— Start AVAILABLE DATA —

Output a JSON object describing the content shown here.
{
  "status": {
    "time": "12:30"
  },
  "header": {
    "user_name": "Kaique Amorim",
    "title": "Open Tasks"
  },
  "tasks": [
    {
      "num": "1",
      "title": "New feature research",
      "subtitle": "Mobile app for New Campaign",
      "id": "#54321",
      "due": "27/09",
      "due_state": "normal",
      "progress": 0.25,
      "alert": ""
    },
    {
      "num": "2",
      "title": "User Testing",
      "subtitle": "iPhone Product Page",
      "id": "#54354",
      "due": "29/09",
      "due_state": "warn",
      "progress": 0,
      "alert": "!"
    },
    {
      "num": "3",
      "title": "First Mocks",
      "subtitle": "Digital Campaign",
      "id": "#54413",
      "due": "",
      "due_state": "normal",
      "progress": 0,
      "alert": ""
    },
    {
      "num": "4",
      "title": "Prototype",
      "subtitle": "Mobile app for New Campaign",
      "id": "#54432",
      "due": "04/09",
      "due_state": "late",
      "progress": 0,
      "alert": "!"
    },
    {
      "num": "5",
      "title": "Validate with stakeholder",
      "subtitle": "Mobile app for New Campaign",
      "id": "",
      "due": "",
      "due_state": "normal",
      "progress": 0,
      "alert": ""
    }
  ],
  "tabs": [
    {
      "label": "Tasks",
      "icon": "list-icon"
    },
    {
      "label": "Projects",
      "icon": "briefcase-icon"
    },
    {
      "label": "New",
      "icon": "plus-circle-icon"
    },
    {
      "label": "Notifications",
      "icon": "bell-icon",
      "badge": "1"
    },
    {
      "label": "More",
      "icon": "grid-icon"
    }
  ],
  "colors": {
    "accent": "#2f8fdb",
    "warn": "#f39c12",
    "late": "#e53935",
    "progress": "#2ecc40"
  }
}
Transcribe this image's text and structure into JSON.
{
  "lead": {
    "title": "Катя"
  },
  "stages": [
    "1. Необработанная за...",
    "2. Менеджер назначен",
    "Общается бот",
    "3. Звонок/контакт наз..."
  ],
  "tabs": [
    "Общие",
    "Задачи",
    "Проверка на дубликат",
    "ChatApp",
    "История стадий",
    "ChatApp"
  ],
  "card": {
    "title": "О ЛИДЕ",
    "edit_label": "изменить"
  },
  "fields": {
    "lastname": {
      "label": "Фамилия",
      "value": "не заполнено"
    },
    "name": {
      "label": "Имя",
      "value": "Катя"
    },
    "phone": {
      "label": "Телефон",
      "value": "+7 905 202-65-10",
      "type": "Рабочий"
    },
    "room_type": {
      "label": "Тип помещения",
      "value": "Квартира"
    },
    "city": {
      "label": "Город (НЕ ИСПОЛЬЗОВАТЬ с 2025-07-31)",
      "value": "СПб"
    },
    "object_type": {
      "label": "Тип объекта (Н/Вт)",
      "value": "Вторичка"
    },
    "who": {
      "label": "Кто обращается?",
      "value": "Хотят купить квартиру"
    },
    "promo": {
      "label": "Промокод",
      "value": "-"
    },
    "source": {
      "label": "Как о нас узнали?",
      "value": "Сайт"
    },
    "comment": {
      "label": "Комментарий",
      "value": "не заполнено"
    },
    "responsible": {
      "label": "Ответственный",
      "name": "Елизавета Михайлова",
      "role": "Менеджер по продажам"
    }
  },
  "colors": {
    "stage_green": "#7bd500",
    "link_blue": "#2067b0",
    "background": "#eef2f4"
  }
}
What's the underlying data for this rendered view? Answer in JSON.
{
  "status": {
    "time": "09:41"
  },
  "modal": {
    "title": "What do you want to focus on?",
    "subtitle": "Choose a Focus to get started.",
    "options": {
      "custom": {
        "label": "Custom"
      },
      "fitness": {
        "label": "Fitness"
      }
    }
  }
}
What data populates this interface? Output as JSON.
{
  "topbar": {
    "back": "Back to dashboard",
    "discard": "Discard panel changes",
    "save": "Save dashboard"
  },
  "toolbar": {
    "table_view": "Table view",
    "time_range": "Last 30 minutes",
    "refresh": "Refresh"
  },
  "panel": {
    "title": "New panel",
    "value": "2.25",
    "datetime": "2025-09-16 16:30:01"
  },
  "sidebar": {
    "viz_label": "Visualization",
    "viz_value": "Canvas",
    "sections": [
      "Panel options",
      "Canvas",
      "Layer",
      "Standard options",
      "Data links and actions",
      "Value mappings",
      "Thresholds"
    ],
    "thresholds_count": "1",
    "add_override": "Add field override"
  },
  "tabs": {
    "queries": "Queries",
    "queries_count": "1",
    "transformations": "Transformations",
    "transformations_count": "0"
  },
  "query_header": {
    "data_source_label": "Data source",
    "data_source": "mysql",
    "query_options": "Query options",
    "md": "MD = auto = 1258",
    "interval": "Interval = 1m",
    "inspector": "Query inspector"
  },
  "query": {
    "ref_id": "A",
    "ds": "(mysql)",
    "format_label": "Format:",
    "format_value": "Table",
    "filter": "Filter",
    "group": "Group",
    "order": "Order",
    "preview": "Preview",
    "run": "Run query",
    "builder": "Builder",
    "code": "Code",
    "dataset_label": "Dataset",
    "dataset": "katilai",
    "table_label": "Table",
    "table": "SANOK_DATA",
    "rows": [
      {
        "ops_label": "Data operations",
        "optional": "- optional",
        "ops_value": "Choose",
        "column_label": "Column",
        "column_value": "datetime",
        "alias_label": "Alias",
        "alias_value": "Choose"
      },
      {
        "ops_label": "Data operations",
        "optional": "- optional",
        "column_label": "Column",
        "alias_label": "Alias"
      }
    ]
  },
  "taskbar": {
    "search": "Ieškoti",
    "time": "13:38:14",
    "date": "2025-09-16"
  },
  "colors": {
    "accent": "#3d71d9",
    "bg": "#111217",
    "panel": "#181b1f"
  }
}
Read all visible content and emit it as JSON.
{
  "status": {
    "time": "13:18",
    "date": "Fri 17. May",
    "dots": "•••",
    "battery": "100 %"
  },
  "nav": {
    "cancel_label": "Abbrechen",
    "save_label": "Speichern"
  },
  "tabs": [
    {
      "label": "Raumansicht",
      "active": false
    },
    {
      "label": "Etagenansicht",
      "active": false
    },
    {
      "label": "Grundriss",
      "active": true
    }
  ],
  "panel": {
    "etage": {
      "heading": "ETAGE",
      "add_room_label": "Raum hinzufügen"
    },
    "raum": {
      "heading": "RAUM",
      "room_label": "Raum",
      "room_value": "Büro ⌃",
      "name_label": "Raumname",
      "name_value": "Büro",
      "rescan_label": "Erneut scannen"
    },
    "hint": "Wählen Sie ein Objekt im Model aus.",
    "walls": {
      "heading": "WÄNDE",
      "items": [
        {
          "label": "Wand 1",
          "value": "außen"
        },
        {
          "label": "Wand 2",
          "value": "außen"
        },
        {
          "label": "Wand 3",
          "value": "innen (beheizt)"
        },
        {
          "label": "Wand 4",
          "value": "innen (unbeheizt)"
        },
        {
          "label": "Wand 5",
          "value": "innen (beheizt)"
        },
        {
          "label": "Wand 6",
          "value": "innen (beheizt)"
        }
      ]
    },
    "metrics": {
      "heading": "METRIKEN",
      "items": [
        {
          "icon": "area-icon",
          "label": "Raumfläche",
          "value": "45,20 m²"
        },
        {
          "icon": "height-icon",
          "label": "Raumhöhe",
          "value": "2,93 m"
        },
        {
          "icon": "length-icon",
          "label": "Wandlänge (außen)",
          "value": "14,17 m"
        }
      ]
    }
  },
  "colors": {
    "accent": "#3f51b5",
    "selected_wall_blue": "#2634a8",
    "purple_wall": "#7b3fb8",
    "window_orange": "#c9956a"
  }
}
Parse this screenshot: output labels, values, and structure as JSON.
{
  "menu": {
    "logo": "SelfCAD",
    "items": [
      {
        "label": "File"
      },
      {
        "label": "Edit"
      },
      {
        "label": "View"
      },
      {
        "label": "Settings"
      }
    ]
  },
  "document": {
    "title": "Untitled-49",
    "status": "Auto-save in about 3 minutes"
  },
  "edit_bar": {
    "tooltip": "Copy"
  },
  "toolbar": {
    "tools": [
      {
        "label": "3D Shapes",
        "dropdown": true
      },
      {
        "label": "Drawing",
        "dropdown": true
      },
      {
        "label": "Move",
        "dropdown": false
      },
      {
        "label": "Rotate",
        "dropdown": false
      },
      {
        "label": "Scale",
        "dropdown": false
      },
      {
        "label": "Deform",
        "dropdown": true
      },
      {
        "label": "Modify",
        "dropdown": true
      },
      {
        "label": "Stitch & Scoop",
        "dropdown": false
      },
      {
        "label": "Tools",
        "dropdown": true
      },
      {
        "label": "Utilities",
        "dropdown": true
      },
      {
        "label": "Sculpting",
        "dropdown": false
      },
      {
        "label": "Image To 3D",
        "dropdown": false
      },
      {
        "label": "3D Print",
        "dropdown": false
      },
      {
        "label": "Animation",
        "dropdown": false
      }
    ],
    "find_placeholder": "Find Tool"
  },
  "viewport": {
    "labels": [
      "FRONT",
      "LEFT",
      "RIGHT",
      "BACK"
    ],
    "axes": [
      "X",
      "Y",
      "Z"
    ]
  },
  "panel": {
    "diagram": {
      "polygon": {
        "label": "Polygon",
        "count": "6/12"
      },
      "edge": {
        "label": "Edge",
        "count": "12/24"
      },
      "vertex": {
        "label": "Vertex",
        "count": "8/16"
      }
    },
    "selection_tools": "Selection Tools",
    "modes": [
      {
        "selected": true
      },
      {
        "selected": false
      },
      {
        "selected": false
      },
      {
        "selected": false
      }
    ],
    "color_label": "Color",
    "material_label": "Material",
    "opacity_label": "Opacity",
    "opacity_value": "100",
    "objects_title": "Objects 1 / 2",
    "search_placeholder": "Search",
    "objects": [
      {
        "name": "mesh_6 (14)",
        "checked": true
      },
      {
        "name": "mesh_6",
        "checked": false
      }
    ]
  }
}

— End AVAILABLE DATA —

__WRITTEN TASK__.
Pull out each line holding the string "JSON".

__SOLUTION__.
Output a JSON object describing the content shown here.
Transcribe this image's text and structure into JSON.
What's the underlying data for this rendered view? Answer in JSON.
What data populates this interface? Output as JSON.
Read all visible content and emit it as JSON.
Parse this screenshot: output labels, values, and structure as JSON.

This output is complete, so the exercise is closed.